Problem statement
Retype each record below word for word. Leave the pictures out.

Data for processing

....

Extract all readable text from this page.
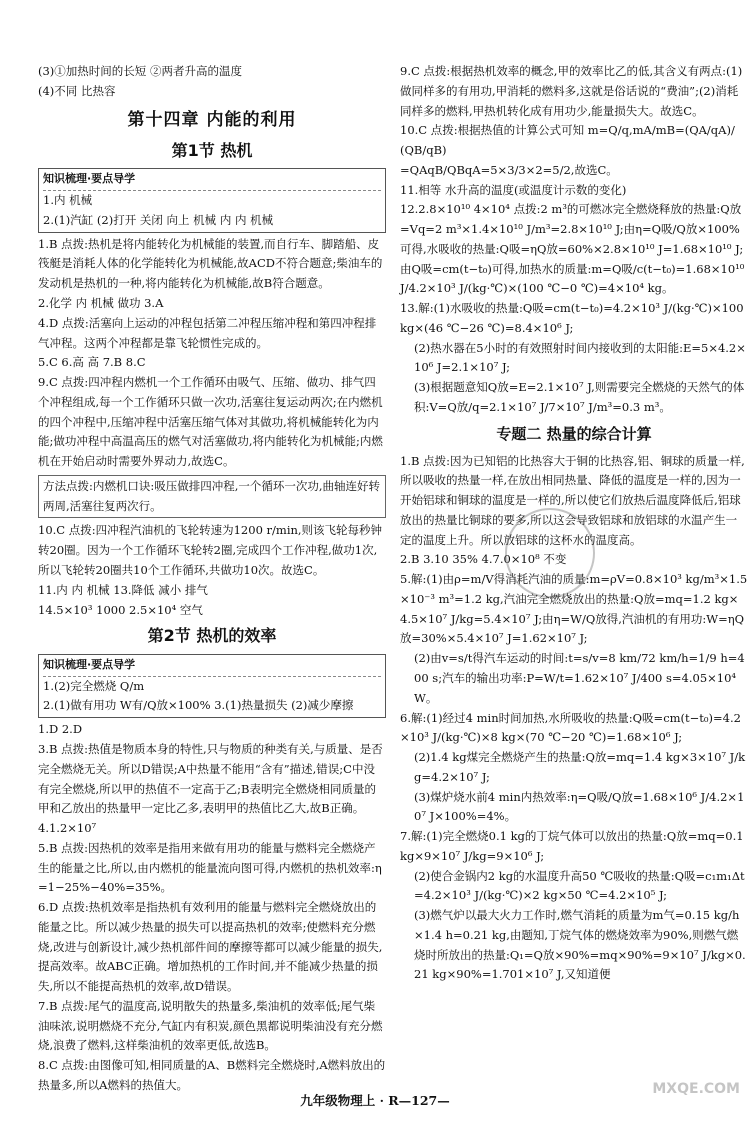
(3)①加热时间的长短 ②两者升高的温度

(4)不同 比热容

第十四章 内能的利用
第1节 热机
知识梳理·要点导学

1.内 机械

2.(1)汽缸 (2)打开 关闭 向上 机械 内 内 机械

1.B 点拨:热机是将内能转化为机械能的装置,而自行车、脚踏船、皮筏艇是消耗人体的化学能转化为机械能,故ACD不符合题意;柴油车的发动机是热机的一种,将内能转化为机械能,故B符合题意。

2.化学 内 机械 做功 3.A

4.D 点拨:活塞向上运动的冲程包括第二冲程压缩冲程和第四冲程排气冲程。这两个冲程都是靠飞轮惯性完成的。

5.C 6.高 高 7.B 8.C

9.C 点拨:四冲程内燃机一个工作循环由吸气、压缩、做功、排气四个冲程组成,每一个工作循环只做一次功,活塞往复运动两次;在内燃机的四个冲程中,压缩冲程中活塞压缩气体对其做功,将机械能转化为内能;做功冲程中高温高压的燃气对活塞做功,将内能转化为机械能;内燃机在开始启动时需要外界动力,故选C。

方法点拨:内燃机口诀:吸压做排四冲程,一个循环一次功,曲轴连好转两周,活塞往复两次行。

10.C 点拨:四冲程汽油机的飞轮转速为1200 r/min,则该飞轮每秒钟转20圈。因为一个工作循环飞轮转2圈,完成四个工作冲程,做功1次,所以飞轮转20圈共10个工作循环,共做功10次。故选C。

11.内 内 机械 13.降低 减小 排气

14.5×10³ 1000 2.5×10⁴ 空气

第2节 热机的效率
知识梳理·要点导学

1.(2)完全燃烧 Q/m

2.(1)做有用功 W有/Q放×100% 3.(1)热量损失 (2)减少摩擦

1.D 2.D

3.B 点拨:热值是物质本身的特性,只与物质的种类有关,与质量、是否完全燃烧无关。所以D错误;A中热量不能用“含有”描述,错误;C中没有完全燃烧,所以甲的热值不一定高于乙;B表明完全燃烧相同质量的甲和乙放出的热量甲一定比乙多,表明甲的热值比乙大,故B正确。

4.1.2×10⁷

5.B 点拨:因热机的效率是指用来做有用功的能量与燃料完全燃烧产生的能量之比,所以,由内燃机的能量流向图可得,内燃机的热机效率:η=1−25%−40%=35%。

6.D 点拨:热机效率是指热机有效利用的能量与燃料完全燃烧放出的能量之比。所以减少热量的损失可以提高热机的效率;使燃料充分燃烧,改进与创新设计,减少热机部件间的摩擦等都可以减少能量的损失,提高效率。故ABC正确。增加热机的工作时间,并不能减少热量的损失,所以不能提高热机的效率,故D错误。

7.B 点拨:尾气的温度高,说明散失的热量多,柴油机的效率低;尾气柴油味浓,说明燃烧不充分,气缸内有积炭,颜色黑都说明柴油没有充分燃烧,浪费了燃料,这样柴油机的效率更低,故选B。

8.C 点拨:由图像可知,相同质量的A、B燃料完全燃烧时,A燃料放出的热量多,所以A燃料的热值大。

9.C 点拨:根据热机效率的概念,甲的效率比乙的低,其含义有两点:(1)做同样多的有用功,甲消耗的燃料多,这就是俗话说的“费油”;(2)消耗同样多的燃料,甲热机转化成有用功少,能量损失大。故选C。

10.C 点拨:根据热值的计算公式可知 m=Q/q,mA/mB=(QA/qA)/(QB/qB)

=QAqB/QBqA=5×3/3×2=5/2,故选C。

11.相等 水升高的温度(或温度计示数的变化)

12.2.8×10¹⁰ 4×10⁴ 点拨:2 m³的可燃冰完全燃烧释放的热量:Q放=Vq=2 m³×1.4×10¹⁰ J/m³=2.8×10¹⁰ J;由η=Q吸/Q放×100%可得,水吸收的热量:Q吸=ηQ放=60%×2.8×10¹⁰ J=1.68×10¹⁰ J;由Q吸=cm(t−t₀)可得,加热水的质量:m=Q吸/c(t−t₀)=1.68×10¹⁰ J/4.2×10³ J/(kg·℃)×(100 ℃−0 ℃)=4×10⁴ kg。

13.解:(1)水吸收的热量:Q吸=cm(t−t₀)=4.2×10³ J/(kg·℃)×100 kg×(46 ℃−26 ℃)=8.4×10⁶ J;

(2)热水器在5小时的有效照射时间内接收到的太阳能:E=5×4.2×10⁶ J=2.1×10⁷ J;

(3)根据题意知Q放=E=2.1×10⁷ J,则需要完全燃烧的天然气的体积:V=Q放/q=2.1×10⁷ J/7×10⁷ J/m³=0.3 m³。

专题二 热量的综合计算

1.B 点拨:因为已知铝的比热容大于铜的比热容,铝、铜球的质量一样,所以吸收的热量一样,在放出相同热量、降低的温度是一样的,因为一开始铝球和铜球的温度是一样的,所以使它们放热后温度降低后,铝球放出的热量比铜球的要多,所以这会导致铝球和放铝球的水温产生一定的温度上升。所以放铝球的这杯水的温度高。

2.B 3.10 35% 4.7.0×10⁸ 不变

5.解:(1)由ρ=m/V得消耗汽油的质量:m=ρV=0.8×10³ kg/m³×1.5×10⁻³ m³=1.2 kg,汽油完全燃烧放出的热量:Q放=mq=1.2 kg×4.5×10⁷ J/kg=5.4×10⁷ J;由η=W/Q放得,汽油机的有用功:W=ηQ放=30%×5.4×10⁷ J=1.62×10⁷ J;

(2)由v=s/t得汽车运动的时间:t=s/v=8 km/72 km/h=1/9 h=400 s;汽车的输出功率:P=W/t=1.62×10⁷ J/400 s=4.05×10⁴ W。

6.解:(1)经过4 min时间加热,水所吸收的热量:Q吸=cm(t−t₀)=4.2×10³ J/(kg·℃)×8 kg×(70 ℃−20 ℃)=1.68×10⁶ J;

(2)1.4 kg煤完全燃烧产生的热量:Q放=mq=1.4 kg×3×10⁷ J/kg=4.2×10⁷ J;

(3)煤炉烧水前4 min内热效率:η=Q吸/Q放=1.68×10⁶ J/4.2×10⁷ J×100%=4%。

7.解:(1)完全燃烧0.1 kg的丁烷气体可以放出的热量:Q放=mq=0.1 kg×9×10⁷ J/kg=9×10⁶ J;

(2)使合金锅内2 kg的水温度升高50 ℃吸收的热量:Q吸=c₁m₁Δt=4.2×10³ J/(kg·℃)×2 kg×50 ℃=4.2×10⁵ J;

(3)燃气炉以最大火力工作时,燃气消耗的质量为m气=0.15 kg/h×1.4 h=0.21 kg,由题知,丁烷气体的燃烧效率为90%,则燃气燃烧时所放出的热量:Q₁=Q放×90%=mq×90%=9×10⁷ J/kg×0.21 kg×90%=1.701×10⁷ J,又知道便

九年级物理上 · R—127—
MXQE.COM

....

Correct answer
Extract all readable text from this page.
(3)①加热时间的长短 ②两者升高的温度

(4)不同 比热容

第十四章 内能的利用
第1节 热机
知识梳理·要点导学

1.内 机械

2.(1)汽缸 (2)打开 关闭 向上 机械 内 内 机械

1.B 点拨:热机是将内能转化为机械能的装置,而自行车、脚踏船、皮筏艇是消耗人体的化学能转化为机械能,故ACD不符合题意;柴油车的发动机是热机的一种,将内能转化为机械能,故B符合题意。

2.化学 内 机械 做功 3.A

4.D 点拨:活塞向上运动的冲程包括第二冲程压缩冲程和第四冲程排气冲程。这两个冲程都是靠飞轮惯性完成的。

5.C 6.高 高 7.B 8.C

9.C 点拨:四冲程内燃机一个工作循环由吸气、压缩、做功、排气四个冲程组成,每一个工作循环只做一次功,活塞往复运动两次;在内燃机的四个冲程中,压缩冲程中活塞压缩气体对其做功,将机械能转化为内能;做功冲程中高温高压的燃气对活塞做功,将内能转化为机械能;内燃机在开始启动时需要外界动力,故选C。

方法点拨:内燃机口诀:吸压做排四冲程,一个循环一次功,曲轴连好转两周,活塞往复两次行。

10.C 点拨:四冲程汽油机的飞轮转速为1200 r/min,则该飞轮每秒钟转20圈。因为一个工作循环飞轮转2圈,完成四个工作冲程,做功1次,所以飞轮转20圈共10个工作循环,共做功10次。故选C。

11.内 内 机械 13.降低 减小 排气

14.5×10³ 1000 2.5×10⁴ 空气

第2节 热机的效率
知识梳理·要点导学

1.(2)完全燃烧 Q/m

2.(1)做有用功 W有/Q放×100% 3.(1)热量损失 (2)减少摩擦

1.D 2.D

3.B 点拨:热值是物质本身的特性,只与物质的种类有关,与质量、是否完全燃烧无关。所以D错误;A中热量不能用“含有”描述,错误;C中没有完全燃烧,所以甲的热值不一定高于乙;B表明完全燃烧相同质量的甲和乙放出的热量甲一定比乙多,表明甲的热值比乙大,故B正确。

4.1.2×10⁷

5.B 点拨:因热机的效率是指用来做有用功的能量与燃料完全燃烧产生的能量之比,所以,由内燃机的能量流向图可得,内燃机的热机效率:η=1−25%−40%=35%。

6.D 点拨:热机效率是指热机有效利用的能量与燃料完全燃烧放出的能量之比。所以减少热量的损失可以提高热机的效率;使燃料充分燃烧,改进与创新设计,减少热机部件间的摩擦等都可以减少能量的损失,提高效率。故ABC正确。增加热机的工作时间,并不能减少热量的损失,所以不能提高热机的效率,故D错误。

7.B 点拨:尾气的温度高,说明散失的热量多,柴油机的效率低;尾气柴油味浓,说明燃烧不充分,气缸内有积炭,颜色黑都说明柴油没有充分燃烧,浪费了燃料,这样柴油机的效率更低,故选B。

8.C 点拨:由图像可知,相同质量的A、B燃料完全燃烧时,A燃料放出的热量多,所以A燃料的热值大。

9.C 点拨:根据热机效率的概念,甲的效率比乙的低,其含义有两点:(1)做同样多的有用功,甲消耗的燃料多,这就是俗话说的“费油”;(2)消耗同样多的燃料,甲热机转化成有用功少,能量损失大。故选C。

10.C 点拨:根据热值的计算公式可知 m=Q/q,mA/mB=(QA/qA)/(QB/qB)

=QAqB/QBqA=5×3/3×2=5/2,故选C。

11.相等 水升高的温度(或温度计示数的变化)

12.2.8×10¹⁰ 4×10⁴ 点拨:2 m³的可燃冰完全燃烧释放的热量:Q放=Vq=2 m³×1.4×10¹⁰ J/m³=2.8×10¹⁰ J;由η=Q吸/Q放×100%可得,水吸收的热量:Q吸=ηQ放=60%×2.8×10¹⁰ J=1.68×10¹⁰ J;由Q吸=cm(t−t₀)可得,加热水的质量:m=Q吸/c(t−t₀)=1.68×10¹⁰ J/4.2×10³ J/(kg·℃)×(100 ℃−0 ℃)=4×10⁴ kg。

13.解:(1)水吸收的热量:Q吸=cm(t−t₀)=4.2×10³ J/(kg·℃)×100 kg×(46 ℃−26 ℃)=8.4×10⁶ J;

(2)热水器在5小时的有效照射时间内接收到的太阳能:E=5×4.2×10⁶ J=2.1×10⁷ J;

(3)根据题意知Q放=E=2.1×10⁷ J,则需要完全燃烧的天然气的体积:V=Q放/q=2.1×10⁷ J/7×10⁷ J/m³=0.3 m³。

专题二 热量的综合计算

1.B 点拨:因为已知铝的比热容大于铜的比热容,铝、铜球的质量一样,所以吸收的热量一样,在放出相同热量、降低的温度是一样的,因为一开始铝球和铜球的温度是一样的,所以使它们放热后温度降低后,铝球放出的热量比铜球的要多,所以这会导致铝球和放铝球的水温产生一定的温度上升。所以放铝球的这杯水的温度高。

2.B 3.10 35% 4.7.0×10⁸ 不变

5.解:(1)由ρ=m/V得消耗汽油的质量:m=ρV=0.8×10³ kg/m³×1.5×10⁻³ m³=1.2 kg,汽油完全燃烧放出的热量:Q放=mq=1.2 kg×4.5×10⁷ J/kg=5.4×10⁷ J;由η=W/Q放得,汽油机的有用功:W=ηQ放=30%×5.4×10⁷ J=1.62×10⁷ J;

(2)由v=s/t得汽车运动的时间:t=s/v=8 km/72 km/h=1/9 h=400 s;汽车的输出功率:P=W/t=1.62×10⁷ J/400 s=4.05×10⁴ W。

6.解:(1)经过4 min时间加热,水所吸收的热量:Q吸=cm(t−t₀)=4.2×10³ J/(kg·℃)×8 kg×(70 ℃−20 ℃)=1.68×10⁶ J;

(2)1.4 kg煤完全燃烧产生的热量:Q放=mq=1.4 kg×3×10⁷ J/kg=4.2×10⁷ J;

(3)煤炉烧水前4 min内热效率:η=Q吸/Q放=1.68×10⁶ J/4.2×10⁷ J×100%=4%。

7.解:(1)完全燃烧0.1 kg的丁烷气体可以放出的热量:Q放=mq=0.1 kg×9×10⁷ J/kg=9×10⁶ J;

(2)使合金锅内2 kg的水温度升高50 ℃吸收的热量:Q吸=c₁m₁Δt=4.2×10³ J/(kg·℃)×2 kg×50 ℃=4.2×10⁵ J;

(3)燃气炉以最大火力工作时,燃气消耗的质量为m气=0.15 kg/h×1.4 h=0.21 kg,由题知,丁烷气体的燃烧效率为90%,则燃气燃烧时所放出的热量:Q₁=Q放×90%=mq×90%=9×10⁷ J/kg×0.21 kg×90%=1.701×10⁷ J,又知道便

九年级物理上 · R—127—
MXQE.COM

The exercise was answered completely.